# Given instruction
Present every line in which the string "title" appears.

Records from a data source:
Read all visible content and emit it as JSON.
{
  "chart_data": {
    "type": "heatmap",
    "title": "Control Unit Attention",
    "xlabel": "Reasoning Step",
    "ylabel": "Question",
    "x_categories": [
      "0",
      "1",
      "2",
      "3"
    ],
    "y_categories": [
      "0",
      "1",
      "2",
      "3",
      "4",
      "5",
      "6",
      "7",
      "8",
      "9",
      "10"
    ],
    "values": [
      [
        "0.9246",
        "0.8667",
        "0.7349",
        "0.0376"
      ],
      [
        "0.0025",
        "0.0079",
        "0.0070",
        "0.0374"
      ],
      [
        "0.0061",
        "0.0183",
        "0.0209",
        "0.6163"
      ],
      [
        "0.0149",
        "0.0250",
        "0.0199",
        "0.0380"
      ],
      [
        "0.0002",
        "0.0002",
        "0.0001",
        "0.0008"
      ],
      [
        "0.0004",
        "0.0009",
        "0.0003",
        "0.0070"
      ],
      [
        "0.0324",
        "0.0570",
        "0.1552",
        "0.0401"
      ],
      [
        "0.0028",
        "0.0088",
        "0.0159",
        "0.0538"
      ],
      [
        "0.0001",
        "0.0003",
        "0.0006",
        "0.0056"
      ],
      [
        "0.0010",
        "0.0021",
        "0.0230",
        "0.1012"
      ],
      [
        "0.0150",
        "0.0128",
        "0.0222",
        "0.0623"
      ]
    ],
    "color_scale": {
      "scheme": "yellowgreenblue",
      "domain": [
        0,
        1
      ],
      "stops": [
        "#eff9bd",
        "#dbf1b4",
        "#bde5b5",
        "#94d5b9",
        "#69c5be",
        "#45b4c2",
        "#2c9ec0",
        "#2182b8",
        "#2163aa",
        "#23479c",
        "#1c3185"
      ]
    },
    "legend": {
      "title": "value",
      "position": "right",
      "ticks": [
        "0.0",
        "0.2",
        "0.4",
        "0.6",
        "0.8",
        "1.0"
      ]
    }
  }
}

# Exercise output
    "title": "Control Unit Attention",
      "title": "value",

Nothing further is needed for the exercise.